-------- Supplied records

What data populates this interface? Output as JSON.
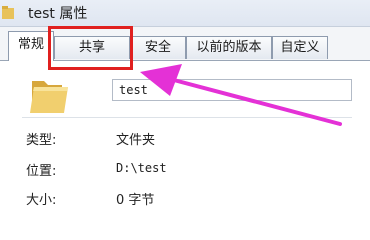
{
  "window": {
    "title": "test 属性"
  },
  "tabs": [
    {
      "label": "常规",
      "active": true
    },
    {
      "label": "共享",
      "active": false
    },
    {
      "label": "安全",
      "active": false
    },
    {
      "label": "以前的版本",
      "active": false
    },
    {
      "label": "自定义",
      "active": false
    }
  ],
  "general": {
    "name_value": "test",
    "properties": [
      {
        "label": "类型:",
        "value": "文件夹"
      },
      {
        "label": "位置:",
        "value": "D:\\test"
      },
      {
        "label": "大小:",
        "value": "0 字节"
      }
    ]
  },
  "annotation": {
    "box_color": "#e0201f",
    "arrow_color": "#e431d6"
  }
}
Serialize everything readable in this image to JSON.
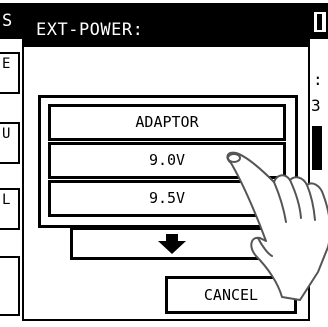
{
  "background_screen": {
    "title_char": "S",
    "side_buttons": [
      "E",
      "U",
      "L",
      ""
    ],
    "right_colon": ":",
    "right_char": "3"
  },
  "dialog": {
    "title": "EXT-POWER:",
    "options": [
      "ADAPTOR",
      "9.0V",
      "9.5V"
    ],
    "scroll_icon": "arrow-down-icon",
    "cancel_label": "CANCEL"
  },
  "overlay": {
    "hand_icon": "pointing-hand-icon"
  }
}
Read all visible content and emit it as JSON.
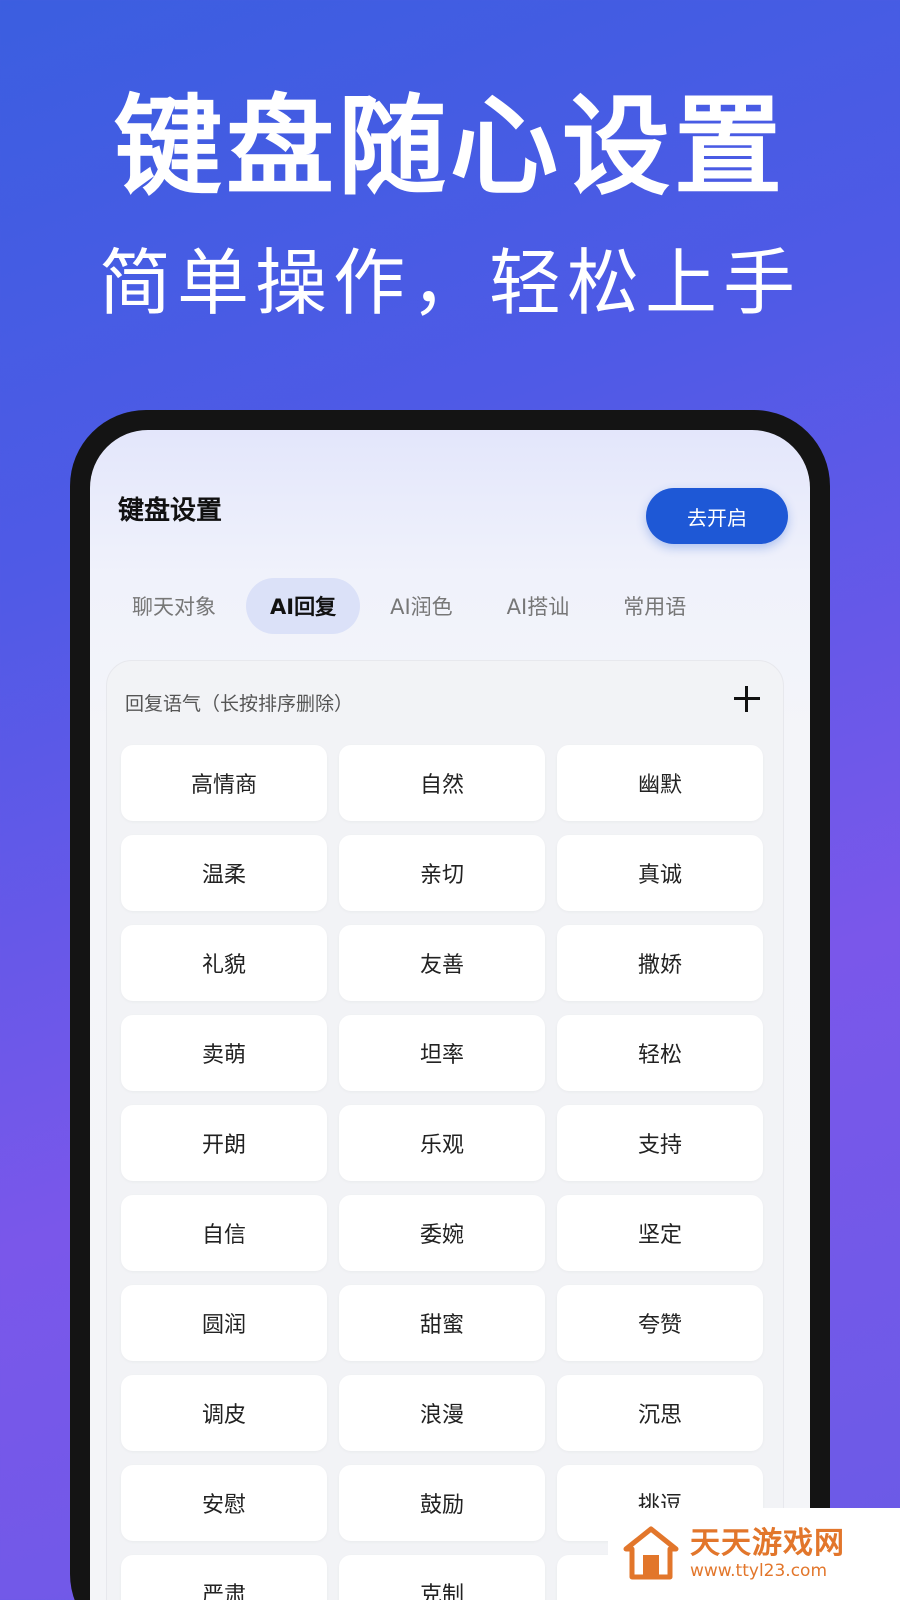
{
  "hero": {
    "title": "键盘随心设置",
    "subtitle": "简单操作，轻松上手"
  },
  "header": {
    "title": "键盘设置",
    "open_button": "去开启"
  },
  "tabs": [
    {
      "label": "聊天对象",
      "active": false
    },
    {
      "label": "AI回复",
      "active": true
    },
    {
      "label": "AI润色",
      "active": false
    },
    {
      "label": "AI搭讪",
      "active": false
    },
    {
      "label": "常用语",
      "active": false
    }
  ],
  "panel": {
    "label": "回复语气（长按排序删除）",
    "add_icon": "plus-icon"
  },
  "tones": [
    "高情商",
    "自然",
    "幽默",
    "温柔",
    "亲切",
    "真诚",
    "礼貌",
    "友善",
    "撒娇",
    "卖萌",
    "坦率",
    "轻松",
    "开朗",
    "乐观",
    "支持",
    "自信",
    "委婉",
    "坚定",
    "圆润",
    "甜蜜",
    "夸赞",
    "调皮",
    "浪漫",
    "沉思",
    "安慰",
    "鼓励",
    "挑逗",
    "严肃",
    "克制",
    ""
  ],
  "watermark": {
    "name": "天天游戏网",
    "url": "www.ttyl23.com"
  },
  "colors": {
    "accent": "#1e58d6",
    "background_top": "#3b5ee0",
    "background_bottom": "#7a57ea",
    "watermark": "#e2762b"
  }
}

----------------

Print out the material word for word, omitting the pictures.

What data populates this interface? Output as JSON.
{
  "window": {
    "title": "test 属性"
  },
  "tabs": [
    {
      "label": "常规",
      "active": true
    },
    {
      "label": "共享",
      "active": false
    },
    {
      "label": "安全",
      "active": false
    },
    {
      "label": "以前的版本",
      "active": false
    },
    {
      "label": "自定义",
      "active": false
    }
  ],
  "general": {
    "name_value": "test",
    "properties": [
      {
        "label": "类型:",
        "value": "文件夹"
      },
      {
        "label": "位置:",
        "value": "D:\\test"
      },
      {
        "label": "大小:",
        "value": "0 字节"
      }
    ]
  },
  "annotation": {
    "box_color": "#e0201f",
    "arrow_color": "#e431d6"
  }
}
Serialize everything readable in this image to JSON.
{
  "background_screen": {
    "title_char": "S",
    "side_buttons": [
      "E",
      "U",
      "L",
      ""
    ],
    "right_colon": ":",
    "right_char": "3"
  },
  "dialog": {
    "title": "EXT-POWER:",
    "options": [
      "ADAPTOR",
      "9.0V",
      "9.5V"
    ],
    "scroll_icon": "arrow-down-icon",
    "cancel_label": "CANCEL"
  },
  "overlay": {
    "hand_icon": "pointing-hand-icon"
  }
}
Read all visible content and emit it as JSON.
{
  "hero": {
    "title": "键盘随心设置",
    "subtitle": "简单操作，轻松上手"
  },
  "header": {
    "title": "键盘设置",
    "open_button": "去开启"
  },
  "tabs": [
    {
      "label": "聊天对象",
      "active": false
    },
    {
      "label": "AI回复",
      "active": true
    },
    {
      "label": "AI润色",
      "active": false
    },
    {
      "label": "AI搭讪",
      "active": false
    },
    {
      "label": "常用语",
      "active": false
    }
  ],
  "panel": {
    "label": "回复语气（长按排序删除）",
    "add_icon": "plus-icon"
  },
  "tones": [
    "高情商",
    "自然",
    "幽默",
    "温柔",
    "亲切",
    "真诚",
    "礼貌",
    "友善",
    "撒娇",
    "卖萌",
    "坦率",
    "轻松",
    "开朗",
    "乐观",
    "支持",
    "自信",
    "委婉",
    "坚定",
    "圆润",
    "甜蜜",
    "夸赞",
    "调皮",
    "浪漫",
    "沉思",
    "安慰",
    "鼓励",
    "挑逗",
    "严肃",
    "克制",
    ""
  ],
  "watermark": {
    "name": "天天游戏网",
    "url": "www.ttyl23.com"
  },
  "colors": {
    "accent": "#1e58d6",
    "background_top": "#3b5ee0",
    "background_bottom": "#7a57ea",
    "watermark": "#e2762b"
  }
}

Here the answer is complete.